▶ [Material supplied]
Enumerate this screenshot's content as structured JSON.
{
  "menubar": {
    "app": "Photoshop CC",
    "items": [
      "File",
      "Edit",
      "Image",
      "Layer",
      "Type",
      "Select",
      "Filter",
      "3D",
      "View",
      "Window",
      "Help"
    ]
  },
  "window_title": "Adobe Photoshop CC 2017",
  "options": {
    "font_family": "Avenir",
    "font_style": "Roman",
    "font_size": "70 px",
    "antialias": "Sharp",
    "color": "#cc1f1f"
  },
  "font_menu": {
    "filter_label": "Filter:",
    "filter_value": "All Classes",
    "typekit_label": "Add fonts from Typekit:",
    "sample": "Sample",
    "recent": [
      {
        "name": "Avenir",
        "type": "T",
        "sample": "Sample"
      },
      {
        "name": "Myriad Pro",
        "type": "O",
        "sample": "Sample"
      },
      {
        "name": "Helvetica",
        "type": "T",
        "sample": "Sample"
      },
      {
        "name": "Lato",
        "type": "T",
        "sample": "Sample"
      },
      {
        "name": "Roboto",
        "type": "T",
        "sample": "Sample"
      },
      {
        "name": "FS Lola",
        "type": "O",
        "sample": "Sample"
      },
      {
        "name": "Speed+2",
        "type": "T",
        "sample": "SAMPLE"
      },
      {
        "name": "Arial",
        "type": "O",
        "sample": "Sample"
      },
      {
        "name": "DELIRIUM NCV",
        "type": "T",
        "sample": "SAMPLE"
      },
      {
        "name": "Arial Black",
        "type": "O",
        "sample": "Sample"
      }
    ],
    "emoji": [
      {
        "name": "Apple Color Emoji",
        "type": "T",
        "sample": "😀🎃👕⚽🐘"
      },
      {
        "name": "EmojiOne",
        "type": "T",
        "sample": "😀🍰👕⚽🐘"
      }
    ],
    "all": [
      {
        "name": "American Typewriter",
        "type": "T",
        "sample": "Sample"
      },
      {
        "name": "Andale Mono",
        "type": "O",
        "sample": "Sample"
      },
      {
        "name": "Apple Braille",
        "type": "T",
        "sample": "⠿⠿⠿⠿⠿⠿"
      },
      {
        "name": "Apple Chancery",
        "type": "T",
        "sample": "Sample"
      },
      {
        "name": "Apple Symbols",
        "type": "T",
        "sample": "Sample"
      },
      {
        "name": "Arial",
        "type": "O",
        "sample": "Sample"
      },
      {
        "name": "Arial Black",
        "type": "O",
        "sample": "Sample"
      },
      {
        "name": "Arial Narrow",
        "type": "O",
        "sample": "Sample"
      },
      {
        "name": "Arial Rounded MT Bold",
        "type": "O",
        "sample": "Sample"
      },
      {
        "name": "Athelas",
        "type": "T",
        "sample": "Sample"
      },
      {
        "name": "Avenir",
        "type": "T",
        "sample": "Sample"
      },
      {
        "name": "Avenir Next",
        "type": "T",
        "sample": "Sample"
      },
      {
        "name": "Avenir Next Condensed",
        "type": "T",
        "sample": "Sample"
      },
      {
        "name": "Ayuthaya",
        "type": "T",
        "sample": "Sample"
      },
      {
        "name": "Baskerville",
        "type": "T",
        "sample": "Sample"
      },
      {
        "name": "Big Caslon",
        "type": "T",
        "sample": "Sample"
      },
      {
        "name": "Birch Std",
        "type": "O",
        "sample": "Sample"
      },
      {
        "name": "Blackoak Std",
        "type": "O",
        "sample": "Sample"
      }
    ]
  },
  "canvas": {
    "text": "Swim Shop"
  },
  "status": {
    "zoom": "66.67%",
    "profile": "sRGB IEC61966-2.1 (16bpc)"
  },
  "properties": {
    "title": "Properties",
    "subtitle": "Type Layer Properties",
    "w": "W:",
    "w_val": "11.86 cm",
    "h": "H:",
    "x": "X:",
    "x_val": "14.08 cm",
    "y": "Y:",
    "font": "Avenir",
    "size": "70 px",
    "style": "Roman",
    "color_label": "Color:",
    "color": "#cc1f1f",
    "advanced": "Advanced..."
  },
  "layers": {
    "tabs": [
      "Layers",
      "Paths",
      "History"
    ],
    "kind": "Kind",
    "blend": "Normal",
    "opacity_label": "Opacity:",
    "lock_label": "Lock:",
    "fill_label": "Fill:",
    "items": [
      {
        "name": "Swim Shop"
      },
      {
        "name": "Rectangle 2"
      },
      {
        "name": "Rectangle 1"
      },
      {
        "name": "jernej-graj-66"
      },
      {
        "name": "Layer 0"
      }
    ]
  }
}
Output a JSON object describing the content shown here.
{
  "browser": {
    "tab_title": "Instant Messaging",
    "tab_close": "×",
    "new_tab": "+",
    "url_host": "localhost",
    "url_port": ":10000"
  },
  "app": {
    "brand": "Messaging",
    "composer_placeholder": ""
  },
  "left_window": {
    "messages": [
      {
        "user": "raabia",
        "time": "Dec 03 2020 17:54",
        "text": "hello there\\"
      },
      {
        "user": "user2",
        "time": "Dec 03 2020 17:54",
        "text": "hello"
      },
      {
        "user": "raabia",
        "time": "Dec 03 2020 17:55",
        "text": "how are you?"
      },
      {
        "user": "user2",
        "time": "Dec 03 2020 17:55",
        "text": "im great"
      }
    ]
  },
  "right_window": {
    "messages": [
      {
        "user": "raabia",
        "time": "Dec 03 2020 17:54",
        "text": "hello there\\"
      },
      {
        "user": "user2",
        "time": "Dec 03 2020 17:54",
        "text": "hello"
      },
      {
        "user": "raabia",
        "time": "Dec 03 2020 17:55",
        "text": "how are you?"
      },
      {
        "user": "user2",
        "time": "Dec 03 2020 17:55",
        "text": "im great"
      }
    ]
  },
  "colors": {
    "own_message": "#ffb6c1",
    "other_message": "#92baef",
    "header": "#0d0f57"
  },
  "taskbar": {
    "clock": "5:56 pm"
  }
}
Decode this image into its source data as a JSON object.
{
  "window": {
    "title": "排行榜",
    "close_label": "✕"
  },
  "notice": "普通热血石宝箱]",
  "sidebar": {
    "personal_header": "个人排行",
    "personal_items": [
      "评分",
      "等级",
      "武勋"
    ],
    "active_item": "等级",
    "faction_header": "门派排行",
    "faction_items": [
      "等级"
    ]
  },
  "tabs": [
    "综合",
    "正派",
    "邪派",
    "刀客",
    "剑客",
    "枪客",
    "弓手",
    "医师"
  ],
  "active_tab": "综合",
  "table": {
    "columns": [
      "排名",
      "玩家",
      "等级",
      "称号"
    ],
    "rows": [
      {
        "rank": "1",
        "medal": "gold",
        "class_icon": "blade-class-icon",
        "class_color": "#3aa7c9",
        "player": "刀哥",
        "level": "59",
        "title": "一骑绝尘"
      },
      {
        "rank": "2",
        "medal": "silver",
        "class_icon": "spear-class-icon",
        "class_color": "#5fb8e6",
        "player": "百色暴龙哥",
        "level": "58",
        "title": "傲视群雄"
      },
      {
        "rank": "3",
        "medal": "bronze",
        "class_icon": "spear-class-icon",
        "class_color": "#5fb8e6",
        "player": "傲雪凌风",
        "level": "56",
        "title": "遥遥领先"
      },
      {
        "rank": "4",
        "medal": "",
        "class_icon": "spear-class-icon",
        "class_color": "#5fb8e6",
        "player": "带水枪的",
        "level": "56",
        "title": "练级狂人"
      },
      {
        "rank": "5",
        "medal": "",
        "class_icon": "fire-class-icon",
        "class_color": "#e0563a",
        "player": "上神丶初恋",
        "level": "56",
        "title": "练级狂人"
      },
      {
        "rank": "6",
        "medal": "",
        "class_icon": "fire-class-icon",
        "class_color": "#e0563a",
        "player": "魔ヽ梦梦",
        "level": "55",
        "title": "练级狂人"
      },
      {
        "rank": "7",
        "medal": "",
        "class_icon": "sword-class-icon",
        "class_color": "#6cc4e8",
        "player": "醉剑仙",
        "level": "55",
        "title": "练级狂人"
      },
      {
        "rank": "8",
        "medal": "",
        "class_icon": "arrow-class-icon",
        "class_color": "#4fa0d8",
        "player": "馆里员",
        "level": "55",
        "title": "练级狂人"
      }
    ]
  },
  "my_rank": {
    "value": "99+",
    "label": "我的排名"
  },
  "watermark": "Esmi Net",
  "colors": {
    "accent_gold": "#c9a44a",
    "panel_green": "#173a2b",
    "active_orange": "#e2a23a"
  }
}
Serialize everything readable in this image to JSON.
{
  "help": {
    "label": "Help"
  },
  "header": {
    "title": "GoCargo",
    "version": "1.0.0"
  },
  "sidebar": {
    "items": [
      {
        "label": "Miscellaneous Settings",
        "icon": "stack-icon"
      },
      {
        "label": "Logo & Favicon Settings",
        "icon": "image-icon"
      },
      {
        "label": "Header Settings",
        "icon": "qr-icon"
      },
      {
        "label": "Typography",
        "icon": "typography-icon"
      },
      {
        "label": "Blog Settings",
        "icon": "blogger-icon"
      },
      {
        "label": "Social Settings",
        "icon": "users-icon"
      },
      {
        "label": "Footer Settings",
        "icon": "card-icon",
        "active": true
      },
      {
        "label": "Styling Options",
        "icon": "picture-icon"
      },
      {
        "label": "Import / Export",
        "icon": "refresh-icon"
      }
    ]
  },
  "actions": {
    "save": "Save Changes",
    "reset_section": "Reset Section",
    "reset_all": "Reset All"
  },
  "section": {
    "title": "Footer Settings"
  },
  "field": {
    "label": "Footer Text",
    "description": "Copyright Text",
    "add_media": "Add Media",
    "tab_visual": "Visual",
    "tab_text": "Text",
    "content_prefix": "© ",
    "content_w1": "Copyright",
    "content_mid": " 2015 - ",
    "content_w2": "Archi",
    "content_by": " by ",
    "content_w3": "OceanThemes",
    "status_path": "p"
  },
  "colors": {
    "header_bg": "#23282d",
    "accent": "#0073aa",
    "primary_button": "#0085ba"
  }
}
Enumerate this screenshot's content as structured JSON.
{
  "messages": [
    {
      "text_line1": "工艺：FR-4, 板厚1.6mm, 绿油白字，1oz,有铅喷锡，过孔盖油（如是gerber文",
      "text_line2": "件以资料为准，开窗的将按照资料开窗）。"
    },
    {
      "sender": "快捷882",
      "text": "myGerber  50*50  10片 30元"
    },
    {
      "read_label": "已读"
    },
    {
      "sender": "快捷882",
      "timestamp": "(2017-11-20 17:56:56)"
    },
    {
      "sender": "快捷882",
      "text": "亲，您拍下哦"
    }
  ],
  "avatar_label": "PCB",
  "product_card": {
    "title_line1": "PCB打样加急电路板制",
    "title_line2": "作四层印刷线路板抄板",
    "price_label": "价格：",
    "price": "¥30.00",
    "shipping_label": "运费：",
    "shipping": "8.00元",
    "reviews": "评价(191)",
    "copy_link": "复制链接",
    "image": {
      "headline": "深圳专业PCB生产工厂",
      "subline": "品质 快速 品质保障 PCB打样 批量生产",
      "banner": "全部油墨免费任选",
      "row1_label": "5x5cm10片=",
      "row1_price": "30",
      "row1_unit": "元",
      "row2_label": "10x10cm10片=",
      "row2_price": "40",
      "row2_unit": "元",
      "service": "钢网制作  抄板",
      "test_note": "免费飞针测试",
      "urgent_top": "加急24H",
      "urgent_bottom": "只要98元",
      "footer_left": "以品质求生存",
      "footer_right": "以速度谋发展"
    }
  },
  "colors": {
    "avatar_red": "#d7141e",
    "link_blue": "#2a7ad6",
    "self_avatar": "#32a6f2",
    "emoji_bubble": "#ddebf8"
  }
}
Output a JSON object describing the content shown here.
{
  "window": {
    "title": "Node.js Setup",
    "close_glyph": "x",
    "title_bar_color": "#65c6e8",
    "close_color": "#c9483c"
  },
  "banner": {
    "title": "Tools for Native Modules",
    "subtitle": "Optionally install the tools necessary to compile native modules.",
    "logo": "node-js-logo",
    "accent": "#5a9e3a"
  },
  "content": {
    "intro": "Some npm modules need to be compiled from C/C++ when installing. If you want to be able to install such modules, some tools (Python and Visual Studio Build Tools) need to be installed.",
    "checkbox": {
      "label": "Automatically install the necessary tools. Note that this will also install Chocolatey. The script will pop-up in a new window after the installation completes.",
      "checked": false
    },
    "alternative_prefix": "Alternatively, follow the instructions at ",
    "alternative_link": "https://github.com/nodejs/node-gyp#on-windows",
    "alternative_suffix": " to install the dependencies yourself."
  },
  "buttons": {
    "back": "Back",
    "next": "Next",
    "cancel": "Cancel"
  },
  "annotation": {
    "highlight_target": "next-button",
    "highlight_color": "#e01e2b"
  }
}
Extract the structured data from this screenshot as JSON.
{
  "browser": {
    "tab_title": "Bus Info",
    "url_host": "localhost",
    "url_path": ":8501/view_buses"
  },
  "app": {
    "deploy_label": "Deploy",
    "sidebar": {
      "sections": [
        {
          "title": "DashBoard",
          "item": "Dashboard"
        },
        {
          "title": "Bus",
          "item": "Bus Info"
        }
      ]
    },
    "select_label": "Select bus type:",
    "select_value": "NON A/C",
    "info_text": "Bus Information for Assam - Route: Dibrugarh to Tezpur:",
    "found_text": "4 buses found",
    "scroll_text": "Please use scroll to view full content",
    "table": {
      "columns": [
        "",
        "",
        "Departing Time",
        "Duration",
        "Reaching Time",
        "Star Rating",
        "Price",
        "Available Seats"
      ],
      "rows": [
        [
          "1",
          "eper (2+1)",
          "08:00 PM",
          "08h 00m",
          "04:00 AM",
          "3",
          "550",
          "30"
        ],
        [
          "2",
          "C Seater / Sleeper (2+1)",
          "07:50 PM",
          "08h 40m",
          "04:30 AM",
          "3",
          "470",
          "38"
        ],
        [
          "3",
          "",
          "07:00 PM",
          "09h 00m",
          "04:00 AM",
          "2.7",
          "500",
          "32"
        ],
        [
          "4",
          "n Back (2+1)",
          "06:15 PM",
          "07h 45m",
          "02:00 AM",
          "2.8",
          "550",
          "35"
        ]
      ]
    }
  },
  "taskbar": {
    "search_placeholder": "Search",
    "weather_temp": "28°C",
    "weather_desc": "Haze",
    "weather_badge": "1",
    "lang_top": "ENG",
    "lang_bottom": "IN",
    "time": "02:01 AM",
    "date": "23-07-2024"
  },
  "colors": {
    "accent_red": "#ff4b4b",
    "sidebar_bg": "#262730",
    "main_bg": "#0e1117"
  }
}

▶ [Instructions for the task] Work out how many lines above have the string "subtitle" in them, and give only the number.

▶ [Exercise response] 2